AIM -
Please copy out the lines below word for word, starting at the first line and ending at the line containing "drag-handle[interactable] xyxy=(390,217,484,311)".

DATA TO USE -

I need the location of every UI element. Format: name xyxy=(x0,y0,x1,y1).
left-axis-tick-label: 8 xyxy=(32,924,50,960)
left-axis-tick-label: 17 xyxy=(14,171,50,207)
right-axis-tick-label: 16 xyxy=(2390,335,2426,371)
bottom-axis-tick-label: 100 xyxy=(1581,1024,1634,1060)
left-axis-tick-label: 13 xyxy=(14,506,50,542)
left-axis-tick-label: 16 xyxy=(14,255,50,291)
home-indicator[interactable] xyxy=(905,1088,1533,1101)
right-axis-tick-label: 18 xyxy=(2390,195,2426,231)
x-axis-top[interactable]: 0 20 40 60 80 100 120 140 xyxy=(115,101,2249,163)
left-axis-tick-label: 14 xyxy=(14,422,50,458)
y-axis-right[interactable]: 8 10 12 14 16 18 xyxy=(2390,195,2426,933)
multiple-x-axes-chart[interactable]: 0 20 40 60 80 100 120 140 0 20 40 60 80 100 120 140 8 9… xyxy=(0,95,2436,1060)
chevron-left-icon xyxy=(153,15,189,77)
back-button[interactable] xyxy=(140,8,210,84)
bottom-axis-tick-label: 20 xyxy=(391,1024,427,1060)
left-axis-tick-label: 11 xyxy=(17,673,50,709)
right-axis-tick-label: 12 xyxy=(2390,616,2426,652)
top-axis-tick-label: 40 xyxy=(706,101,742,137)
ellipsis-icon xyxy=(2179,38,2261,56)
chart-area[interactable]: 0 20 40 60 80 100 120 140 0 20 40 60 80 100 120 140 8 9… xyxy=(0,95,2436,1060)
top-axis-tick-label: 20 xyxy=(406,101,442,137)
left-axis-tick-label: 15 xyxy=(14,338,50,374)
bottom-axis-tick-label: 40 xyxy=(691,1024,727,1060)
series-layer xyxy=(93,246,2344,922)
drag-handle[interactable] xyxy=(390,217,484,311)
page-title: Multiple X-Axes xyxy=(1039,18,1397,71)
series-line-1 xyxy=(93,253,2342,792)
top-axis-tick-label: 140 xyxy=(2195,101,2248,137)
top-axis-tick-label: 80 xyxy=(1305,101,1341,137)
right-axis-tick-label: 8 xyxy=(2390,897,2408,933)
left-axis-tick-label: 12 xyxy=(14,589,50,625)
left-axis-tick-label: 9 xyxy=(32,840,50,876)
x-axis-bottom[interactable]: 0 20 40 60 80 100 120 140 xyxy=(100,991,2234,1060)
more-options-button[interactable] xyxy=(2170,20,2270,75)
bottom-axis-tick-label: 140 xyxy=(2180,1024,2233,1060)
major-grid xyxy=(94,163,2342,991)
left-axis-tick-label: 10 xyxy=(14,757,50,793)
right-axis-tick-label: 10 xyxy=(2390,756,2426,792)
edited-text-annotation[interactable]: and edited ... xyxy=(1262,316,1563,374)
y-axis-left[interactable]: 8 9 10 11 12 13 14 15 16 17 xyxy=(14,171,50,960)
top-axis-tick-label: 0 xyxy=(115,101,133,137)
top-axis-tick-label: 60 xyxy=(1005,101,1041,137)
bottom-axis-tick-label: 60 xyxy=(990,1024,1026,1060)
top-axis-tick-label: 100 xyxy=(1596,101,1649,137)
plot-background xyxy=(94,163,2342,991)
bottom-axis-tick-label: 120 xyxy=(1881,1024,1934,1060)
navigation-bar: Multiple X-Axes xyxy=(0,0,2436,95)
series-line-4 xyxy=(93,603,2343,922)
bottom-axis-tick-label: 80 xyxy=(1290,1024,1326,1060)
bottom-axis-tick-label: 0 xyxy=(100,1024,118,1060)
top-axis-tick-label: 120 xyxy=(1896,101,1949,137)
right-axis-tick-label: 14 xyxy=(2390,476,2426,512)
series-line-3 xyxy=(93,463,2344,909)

EXPECTED ANSWER -
I need the location of every UI element. Format: name xyxy=(x0,y0,x1,y1).
left-axis-tick-label: 8 xyxy=(32,924,50,960)
left-axis-tick-label: 17 xyxy=(14,171,50,207)
right-axis-tick-label: 16 xyxy=(2390,335,2426,371)
bottom-axis-tick-label: 100 xyxy=(1581,1024,1634,1060)
left-axis-tick-label: 13 xyxy=(14,506,50,542)
left-axis-tick-label: 16 xyxy=(14,255,50,291)
home-indicator[interactable] xyxy=(905,1088,1533,1101)
right-axis-tick-label: 18 xyxy=(2390,195,2426,231)
x-axis-top[interactable]: 0 20 40 60 80 100 120 140 xyxy=(115,101,2249,163)
left-axis-tick-label: 14 xyxy=(14,422,50,458)
y-axis-right[interactable]: 8 10 12 14 16 18 xyxy=(2390,195,2426,933)
multiple-x-axes-chart[interactable]: 0 20 40 60 80 100 120 140 0 20 40 60 80 100 120 140 8 9… xyxy=(0,95,2436,1060)
chevron-left-icon xyxy=(153,15,189,77)
back-button[interactable] xyxy=(140,8,210,84)
bottom-axis-tick-label: 20 xyxy=(391,1024,427,1060)
left-axis-tick-label: 11 xyxy=(17,673,50,709)
right-axis-tick-label: 12 xyxy=(2390,616,2426,652)
top-axis-tick-label: 40 xyxy=(706,101,742,137)
ellipsis-icon xyxy=(2179,38,2261,56)
chart-area[interactable]: 0 20 40 60 80 100 120 140 0 20 40 60 80 100 120 140 8 9… xyxy=(0,95,2436,1060)
top-axis-tick-label: 20 xyxy=(406,101,442,137)
left-axis-tick-label: 15 xyxy=(14,338,50,374)
bottom-axis-tick-label: 40 xyxy=(691,1024,727,1060)
series-layer xyxy=(93,246,2344,922)
drag-handle[interactable] xyxy=(390,217,484,311)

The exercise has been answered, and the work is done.